*What you are asked to do*.
Every entry must be duplicated precisely as written.

# Start of Input rows

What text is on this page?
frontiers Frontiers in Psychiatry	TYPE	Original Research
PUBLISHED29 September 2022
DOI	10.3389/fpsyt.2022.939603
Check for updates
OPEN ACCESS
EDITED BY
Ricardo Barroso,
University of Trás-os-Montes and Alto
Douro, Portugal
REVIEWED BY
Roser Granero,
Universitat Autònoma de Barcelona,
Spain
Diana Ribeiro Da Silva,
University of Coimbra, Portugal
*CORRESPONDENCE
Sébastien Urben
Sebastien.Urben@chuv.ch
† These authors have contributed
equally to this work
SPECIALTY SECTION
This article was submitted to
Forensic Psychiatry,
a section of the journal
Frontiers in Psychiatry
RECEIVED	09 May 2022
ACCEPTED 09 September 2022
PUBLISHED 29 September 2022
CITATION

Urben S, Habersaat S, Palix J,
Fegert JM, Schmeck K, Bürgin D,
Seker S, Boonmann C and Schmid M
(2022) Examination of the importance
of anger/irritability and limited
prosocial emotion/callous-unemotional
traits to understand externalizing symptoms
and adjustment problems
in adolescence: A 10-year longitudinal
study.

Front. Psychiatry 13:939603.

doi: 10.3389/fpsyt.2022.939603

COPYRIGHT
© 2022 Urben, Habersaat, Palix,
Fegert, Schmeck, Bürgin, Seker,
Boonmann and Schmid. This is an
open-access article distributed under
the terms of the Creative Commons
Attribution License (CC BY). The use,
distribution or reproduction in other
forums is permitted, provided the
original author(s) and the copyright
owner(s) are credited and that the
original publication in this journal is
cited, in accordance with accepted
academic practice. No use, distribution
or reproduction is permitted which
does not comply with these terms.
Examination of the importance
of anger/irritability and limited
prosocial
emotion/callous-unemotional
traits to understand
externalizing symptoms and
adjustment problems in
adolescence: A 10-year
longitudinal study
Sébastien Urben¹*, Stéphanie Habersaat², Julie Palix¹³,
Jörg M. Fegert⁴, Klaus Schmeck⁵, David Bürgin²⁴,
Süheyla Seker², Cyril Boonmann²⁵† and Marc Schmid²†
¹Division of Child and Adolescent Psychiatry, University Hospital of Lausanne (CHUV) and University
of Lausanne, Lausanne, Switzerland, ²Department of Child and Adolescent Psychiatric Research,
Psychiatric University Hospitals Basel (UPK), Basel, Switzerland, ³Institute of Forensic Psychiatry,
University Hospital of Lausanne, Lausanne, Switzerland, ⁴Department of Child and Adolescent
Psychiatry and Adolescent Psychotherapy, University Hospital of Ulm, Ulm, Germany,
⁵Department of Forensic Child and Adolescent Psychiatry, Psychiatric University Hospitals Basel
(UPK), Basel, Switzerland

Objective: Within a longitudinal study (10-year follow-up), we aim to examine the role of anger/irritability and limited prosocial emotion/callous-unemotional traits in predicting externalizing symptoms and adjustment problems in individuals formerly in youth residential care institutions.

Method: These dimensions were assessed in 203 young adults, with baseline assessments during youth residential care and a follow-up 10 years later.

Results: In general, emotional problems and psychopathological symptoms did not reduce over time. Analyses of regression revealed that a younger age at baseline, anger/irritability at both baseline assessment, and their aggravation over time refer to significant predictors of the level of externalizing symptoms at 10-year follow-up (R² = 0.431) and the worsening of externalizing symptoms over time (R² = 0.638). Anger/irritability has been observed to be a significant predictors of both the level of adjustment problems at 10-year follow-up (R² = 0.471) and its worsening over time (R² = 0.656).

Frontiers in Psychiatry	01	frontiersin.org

# End of Input rows

*Written answer*.
What text is on this page?
frontiers Frontiers in Psychiatry	TYPE	Original Research
PUBLISHED29 September 2022
DOI	10.3389/fpsyt.2022.939603
Check for updates
OPEN ACCESS
EDITED BY
Ricardo Barroso,
University of Trás-os-Montes and Alto
Douro, Portugal
REVIEWED BY
Roser Granero,
Universitat Autònoma de Barcelona,
Spain
Diana Ribeiro Da Silva,
University of Coimbra, Portugal
*CORRESPONDENCE
Sébastien Urben
Sebastien.Urben@chuv.ch
† These authors have contributed
equally to this work
SPECIALTY SECTION
This article was submitted to
Forensic Psychiatry,
a section of the journal
Frontiers in Psychiatry
RECEIVED	09 May 2022
ACCEPTED 09 September 2022
PUBLISHED 29 September 2022
CITATION

Urben S, Habersaat S, Palix J,
Fegert JM, Schmeck K, Bürgin D,
Seker S, Boonmann C and Schmid M
(2022) Examination of the importance
of anger/irritability and limited
prosocial emotion/callous-unemotional
traits to understand externalizing symptoms
and adjustment problems
in adolescence: A 10-year longitudinal
study.

Front. Psychiatry 13:939603.

doi: 10.3389/fpsyt.2022.939603

COPYRIGHT
© 2022 Urben, Habersaat, Palix,
Fegert, Schmeck, Bürgin, Seker,
Boonmann and Schmid. This is an
open-access article distributed under
the terms of the Creative Commons
Attribution License (CC BY). The use,
distribution or reproduction in other
forums is permitted, provided the
original author(s) and the copyright
owner(s) are credited and that the
original publication in this journal is
cited, in accordance with accepted
academic practice. No use, distribution
or reproduction is permitted which
does not comply with these terms.
Examination of the importance
of anger/irritability and limited
prosocial
emotion/callous-unemotional
traits to understand
externalizing symptoms and
adjustment problems in
adolescence: A 10-year
longitudinal study
Sébastien Urben¹*, Stéphanie Habersaat², Julie Palix¹³,
Jörg M. Fegert⁴, Klaus Schmeck⁵, David Bürgin²⁴,
Süheyla Seker², Cyril Boonmann²⁵† and Marc Schmid²†
¹Division of Child and Adolescent Psychiatry, University Hospital of Lausanne (CHUV) and University
of Lausanne, Lausanne, Switzerland, ²Department of Child and Adolescent Psychiatric Research,
Psychiatric University Hospitals Basel (UPK), Basel, Switzerland, ³Institute of Forensic Psychiatry,
University Hospital of Lausanne, Lausanne, Switzerland, ⁴Department of Child and Adolescent
Psychiatry and Adolescent Psychotherapy, University Hospital of Ulm, Ulm, Germany,
⁵Department of Forensic Child and Adolescent Psychiatry, Psychiatric University Hospitals Basel
(UPK), Basel, Switzerland

Objective: Within a longitudinal study (10-year follow-up), we aim to examine the role of anger/irritability and limited prosocial emotion/callous-unemotional traits in predicting externalizing symptoms and adjustment problems in individuals formerly in youth residential care institutions.

Method: These dimensions were assessed in 203 young adults, with baseline assessments during youth residential care and a follow-up 10 years later.

Results: In general, emotional problems and psychopathological symptoms did not reduce over time. Analyses of regression revealed that a younger age at baseline, anger/irritability at both baseline assessment, and their aggravation over time refer to significant predictors of the level of externalizing symptoms at 10-year follow-up (R² = 0.431) and the worsening of externalizing symptoms over time (R² = 0.638). Anger/irritability has been observed to be a significant predictors of both the level of adjustment problems at 10-year follow-up (R² = 0.471) and its worsening over time (R² = 0.656).

Frontiers in Psychiatry	01	frontiersin.org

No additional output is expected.